**Provided material:**
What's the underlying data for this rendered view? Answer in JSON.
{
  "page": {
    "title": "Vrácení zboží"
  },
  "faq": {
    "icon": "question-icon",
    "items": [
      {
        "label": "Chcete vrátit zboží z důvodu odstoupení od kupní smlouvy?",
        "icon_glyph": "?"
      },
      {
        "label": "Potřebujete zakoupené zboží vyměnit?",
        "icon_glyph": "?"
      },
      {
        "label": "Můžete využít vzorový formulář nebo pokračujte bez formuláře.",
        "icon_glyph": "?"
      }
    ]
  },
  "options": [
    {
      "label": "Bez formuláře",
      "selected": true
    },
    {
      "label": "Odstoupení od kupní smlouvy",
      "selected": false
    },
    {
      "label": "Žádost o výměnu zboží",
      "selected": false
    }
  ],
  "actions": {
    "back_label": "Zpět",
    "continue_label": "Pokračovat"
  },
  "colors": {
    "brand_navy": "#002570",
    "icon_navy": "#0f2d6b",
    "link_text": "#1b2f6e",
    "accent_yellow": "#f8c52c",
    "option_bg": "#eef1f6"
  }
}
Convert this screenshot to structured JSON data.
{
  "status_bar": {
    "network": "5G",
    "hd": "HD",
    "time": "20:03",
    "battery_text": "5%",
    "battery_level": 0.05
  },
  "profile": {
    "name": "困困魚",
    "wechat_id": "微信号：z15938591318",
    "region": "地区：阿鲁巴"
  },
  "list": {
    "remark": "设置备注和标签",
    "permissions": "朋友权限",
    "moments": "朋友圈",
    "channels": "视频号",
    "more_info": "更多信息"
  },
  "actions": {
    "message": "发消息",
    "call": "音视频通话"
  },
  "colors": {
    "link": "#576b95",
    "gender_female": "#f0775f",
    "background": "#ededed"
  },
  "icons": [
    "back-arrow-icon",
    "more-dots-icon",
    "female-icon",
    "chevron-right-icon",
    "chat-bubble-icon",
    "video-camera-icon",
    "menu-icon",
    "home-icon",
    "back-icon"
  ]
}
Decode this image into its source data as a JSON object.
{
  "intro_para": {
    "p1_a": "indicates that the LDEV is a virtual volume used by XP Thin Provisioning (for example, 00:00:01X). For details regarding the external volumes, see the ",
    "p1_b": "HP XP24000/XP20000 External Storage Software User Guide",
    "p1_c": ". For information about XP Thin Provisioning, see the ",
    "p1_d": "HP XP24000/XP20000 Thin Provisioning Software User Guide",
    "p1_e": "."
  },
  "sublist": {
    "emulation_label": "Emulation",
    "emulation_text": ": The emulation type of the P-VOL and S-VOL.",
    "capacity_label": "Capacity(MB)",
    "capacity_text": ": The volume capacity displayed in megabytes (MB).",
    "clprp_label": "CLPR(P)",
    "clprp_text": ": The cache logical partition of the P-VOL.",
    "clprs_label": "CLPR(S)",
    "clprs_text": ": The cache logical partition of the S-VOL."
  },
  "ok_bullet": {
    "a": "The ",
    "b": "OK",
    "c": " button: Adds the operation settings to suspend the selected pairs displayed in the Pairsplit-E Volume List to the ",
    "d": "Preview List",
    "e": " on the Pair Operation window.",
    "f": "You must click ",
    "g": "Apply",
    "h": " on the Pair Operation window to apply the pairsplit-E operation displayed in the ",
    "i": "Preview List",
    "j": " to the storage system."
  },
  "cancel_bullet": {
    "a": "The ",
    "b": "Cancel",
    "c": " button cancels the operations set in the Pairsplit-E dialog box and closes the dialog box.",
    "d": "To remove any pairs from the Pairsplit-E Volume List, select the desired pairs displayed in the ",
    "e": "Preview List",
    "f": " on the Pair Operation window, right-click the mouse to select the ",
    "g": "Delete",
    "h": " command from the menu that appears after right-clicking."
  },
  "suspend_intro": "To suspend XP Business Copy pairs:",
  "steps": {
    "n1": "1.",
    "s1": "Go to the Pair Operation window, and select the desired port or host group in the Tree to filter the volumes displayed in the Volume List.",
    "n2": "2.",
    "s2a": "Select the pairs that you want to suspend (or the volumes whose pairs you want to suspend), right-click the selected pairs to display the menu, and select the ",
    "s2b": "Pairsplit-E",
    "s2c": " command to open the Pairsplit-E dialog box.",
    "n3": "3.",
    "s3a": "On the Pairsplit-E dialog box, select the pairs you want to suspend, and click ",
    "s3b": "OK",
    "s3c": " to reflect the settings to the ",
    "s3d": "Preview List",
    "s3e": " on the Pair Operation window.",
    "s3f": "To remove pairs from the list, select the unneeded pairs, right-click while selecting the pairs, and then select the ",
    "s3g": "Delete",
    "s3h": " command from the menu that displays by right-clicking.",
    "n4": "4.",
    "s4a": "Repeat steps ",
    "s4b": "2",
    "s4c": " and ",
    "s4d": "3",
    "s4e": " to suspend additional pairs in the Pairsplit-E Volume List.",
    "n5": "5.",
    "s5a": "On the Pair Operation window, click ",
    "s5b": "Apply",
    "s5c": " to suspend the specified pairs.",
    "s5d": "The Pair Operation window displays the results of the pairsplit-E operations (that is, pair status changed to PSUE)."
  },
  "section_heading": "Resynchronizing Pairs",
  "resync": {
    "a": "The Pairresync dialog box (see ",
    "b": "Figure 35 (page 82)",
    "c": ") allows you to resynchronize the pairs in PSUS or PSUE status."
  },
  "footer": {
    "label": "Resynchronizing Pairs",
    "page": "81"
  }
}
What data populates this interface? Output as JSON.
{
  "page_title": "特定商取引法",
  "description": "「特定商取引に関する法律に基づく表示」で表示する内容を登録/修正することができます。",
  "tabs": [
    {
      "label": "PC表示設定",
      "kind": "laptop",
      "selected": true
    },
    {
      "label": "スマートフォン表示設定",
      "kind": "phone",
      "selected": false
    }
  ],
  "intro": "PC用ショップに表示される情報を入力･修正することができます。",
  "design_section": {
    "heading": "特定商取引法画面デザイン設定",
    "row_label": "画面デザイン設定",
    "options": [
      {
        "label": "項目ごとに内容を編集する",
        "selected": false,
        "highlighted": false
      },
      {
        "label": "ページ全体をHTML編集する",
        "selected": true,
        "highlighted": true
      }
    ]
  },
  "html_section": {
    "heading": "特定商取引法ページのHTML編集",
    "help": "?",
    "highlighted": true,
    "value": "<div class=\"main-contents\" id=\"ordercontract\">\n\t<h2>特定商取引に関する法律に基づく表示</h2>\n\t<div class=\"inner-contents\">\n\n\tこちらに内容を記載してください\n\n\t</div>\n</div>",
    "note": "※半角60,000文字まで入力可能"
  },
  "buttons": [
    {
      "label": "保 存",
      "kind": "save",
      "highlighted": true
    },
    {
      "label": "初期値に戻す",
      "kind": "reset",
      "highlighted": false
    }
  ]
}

**Exercise requirements:** Copy every line of the listing that contains the word "data".

**Answer to this problem:**
What's the underlying data for this rendered view? Answer in JSON.
Convert this screenshot to structured JSON data.
Decode this image into its source data as a JSON object.
What data populates this interface? Output as JSON.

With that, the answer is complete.